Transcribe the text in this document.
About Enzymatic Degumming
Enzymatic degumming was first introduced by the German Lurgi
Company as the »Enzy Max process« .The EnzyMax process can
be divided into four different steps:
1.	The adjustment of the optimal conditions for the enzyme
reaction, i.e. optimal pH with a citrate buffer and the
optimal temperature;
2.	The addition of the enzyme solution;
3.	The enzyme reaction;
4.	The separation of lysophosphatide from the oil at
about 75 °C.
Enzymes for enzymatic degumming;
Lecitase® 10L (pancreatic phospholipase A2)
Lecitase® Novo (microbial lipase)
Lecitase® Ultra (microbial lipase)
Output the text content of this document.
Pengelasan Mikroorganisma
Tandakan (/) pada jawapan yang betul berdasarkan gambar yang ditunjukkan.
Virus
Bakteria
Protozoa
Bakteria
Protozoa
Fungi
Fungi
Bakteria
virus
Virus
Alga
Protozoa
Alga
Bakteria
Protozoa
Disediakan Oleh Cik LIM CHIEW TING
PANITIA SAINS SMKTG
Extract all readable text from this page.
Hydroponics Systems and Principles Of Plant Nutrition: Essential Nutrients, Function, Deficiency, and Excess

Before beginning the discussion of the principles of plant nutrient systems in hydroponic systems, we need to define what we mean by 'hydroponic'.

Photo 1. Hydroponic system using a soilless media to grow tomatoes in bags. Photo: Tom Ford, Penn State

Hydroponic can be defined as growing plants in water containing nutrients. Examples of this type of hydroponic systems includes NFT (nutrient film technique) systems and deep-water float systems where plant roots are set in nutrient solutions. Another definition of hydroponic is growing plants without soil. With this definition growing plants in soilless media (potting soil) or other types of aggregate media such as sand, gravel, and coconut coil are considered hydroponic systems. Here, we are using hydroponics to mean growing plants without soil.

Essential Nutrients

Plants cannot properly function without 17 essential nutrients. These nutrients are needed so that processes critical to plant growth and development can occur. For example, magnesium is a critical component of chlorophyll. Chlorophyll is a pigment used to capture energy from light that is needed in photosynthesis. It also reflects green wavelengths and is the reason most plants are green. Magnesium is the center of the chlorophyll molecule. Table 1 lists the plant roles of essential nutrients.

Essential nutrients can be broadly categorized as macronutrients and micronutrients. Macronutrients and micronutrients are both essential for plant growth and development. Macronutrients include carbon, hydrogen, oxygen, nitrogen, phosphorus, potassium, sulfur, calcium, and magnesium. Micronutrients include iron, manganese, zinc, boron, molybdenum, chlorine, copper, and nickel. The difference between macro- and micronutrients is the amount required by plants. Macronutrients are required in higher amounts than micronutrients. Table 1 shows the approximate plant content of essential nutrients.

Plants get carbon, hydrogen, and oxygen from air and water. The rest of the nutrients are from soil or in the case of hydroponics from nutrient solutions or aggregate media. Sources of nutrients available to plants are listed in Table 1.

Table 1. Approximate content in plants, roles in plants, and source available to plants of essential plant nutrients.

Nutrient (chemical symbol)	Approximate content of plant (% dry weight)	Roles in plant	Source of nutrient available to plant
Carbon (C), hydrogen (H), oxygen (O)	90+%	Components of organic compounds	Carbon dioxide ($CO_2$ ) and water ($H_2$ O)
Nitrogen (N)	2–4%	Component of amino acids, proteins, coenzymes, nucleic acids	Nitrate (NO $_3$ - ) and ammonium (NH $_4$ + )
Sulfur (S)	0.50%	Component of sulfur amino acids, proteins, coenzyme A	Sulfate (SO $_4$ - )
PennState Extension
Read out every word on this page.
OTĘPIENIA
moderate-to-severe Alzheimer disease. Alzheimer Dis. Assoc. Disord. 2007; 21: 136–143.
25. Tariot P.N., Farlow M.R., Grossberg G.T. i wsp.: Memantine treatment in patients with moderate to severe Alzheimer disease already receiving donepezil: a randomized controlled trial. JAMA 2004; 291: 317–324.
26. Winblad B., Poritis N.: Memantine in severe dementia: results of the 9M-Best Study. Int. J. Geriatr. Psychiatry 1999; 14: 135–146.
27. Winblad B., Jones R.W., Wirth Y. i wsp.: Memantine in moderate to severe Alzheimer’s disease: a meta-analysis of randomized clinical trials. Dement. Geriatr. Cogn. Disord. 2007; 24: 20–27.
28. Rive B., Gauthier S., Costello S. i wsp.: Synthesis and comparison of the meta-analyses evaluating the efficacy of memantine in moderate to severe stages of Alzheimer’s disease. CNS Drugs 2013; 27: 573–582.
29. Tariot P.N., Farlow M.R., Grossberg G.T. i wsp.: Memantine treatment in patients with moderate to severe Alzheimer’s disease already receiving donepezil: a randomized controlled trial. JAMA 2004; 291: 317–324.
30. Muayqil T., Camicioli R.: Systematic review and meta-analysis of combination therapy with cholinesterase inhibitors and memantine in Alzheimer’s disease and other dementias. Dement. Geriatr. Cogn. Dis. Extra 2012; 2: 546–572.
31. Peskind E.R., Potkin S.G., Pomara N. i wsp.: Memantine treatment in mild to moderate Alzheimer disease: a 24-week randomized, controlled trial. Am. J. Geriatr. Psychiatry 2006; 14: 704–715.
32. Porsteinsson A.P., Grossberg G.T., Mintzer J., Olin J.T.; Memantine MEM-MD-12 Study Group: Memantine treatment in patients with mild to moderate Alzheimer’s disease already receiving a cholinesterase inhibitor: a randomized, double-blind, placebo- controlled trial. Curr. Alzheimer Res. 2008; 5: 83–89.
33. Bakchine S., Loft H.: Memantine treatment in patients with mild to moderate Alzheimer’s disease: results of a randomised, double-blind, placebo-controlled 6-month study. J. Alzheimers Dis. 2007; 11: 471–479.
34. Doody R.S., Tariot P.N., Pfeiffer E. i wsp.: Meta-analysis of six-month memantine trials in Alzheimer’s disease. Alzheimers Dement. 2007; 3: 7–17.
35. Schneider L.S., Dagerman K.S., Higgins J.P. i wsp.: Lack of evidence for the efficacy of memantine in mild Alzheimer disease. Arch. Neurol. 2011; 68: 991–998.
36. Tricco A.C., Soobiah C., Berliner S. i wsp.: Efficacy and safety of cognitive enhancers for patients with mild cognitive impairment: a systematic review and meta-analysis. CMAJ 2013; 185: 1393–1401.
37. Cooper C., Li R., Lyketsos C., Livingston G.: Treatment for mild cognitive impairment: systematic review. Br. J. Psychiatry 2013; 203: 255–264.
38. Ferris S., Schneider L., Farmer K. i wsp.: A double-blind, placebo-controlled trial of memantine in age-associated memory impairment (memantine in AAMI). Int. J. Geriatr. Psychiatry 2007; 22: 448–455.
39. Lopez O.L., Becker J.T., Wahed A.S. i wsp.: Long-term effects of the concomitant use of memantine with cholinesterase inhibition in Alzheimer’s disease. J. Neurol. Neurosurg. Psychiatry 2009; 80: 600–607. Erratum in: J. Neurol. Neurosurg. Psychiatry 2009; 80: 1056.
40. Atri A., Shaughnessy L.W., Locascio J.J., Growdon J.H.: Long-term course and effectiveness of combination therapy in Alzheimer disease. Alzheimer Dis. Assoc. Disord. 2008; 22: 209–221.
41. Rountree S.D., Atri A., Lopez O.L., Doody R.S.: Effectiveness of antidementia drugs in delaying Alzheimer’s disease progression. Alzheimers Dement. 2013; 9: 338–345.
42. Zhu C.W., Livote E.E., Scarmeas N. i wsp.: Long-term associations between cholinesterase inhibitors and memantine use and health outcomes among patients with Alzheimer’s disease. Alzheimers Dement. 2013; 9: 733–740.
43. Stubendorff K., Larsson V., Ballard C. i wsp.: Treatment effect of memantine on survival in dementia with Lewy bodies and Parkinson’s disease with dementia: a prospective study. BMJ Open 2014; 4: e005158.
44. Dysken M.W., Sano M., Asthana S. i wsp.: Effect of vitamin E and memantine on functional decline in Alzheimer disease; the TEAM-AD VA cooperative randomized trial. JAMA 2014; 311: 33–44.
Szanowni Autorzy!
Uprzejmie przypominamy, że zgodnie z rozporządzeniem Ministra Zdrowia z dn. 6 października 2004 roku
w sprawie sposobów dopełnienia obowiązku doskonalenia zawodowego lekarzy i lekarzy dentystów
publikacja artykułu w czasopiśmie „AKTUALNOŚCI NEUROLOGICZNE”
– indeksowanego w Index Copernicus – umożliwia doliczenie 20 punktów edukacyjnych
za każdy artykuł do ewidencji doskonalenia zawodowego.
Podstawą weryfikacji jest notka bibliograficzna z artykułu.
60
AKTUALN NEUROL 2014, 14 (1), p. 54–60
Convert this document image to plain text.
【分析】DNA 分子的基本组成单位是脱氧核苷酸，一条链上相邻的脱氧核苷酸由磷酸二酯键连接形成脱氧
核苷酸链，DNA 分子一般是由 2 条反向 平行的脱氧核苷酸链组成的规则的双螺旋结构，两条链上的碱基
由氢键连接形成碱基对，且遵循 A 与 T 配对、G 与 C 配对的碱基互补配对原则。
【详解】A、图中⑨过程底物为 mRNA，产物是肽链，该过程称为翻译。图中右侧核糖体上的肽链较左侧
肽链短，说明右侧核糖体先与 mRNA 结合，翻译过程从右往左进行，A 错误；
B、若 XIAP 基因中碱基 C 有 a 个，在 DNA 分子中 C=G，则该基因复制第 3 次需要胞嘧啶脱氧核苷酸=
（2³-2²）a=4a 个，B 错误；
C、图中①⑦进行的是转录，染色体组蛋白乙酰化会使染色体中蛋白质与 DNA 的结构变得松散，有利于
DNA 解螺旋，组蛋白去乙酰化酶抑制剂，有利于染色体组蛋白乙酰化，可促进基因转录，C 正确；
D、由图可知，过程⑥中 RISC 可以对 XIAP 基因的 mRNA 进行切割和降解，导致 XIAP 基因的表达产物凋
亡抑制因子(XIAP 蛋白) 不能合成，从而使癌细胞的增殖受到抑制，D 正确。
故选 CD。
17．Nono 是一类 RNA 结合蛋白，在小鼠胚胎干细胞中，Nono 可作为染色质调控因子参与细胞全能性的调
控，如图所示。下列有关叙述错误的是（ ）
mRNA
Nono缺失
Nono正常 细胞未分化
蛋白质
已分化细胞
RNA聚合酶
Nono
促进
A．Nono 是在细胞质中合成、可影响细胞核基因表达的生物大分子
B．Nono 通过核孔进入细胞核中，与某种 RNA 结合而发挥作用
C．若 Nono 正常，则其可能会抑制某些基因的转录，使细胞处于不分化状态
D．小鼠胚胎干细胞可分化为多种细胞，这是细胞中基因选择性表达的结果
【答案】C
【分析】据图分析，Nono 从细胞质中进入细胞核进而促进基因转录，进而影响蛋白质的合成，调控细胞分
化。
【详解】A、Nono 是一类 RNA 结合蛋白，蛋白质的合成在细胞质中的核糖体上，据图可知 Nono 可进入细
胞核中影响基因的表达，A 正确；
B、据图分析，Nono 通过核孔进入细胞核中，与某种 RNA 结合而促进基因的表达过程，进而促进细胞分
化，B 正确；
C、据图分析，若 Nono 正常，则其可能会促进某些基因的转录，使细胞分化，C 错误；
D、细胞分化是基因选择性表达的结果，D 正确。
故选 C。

----------

Count every line of the records above in which the string "text" appears. The number alone is to be given.

## Written solution
4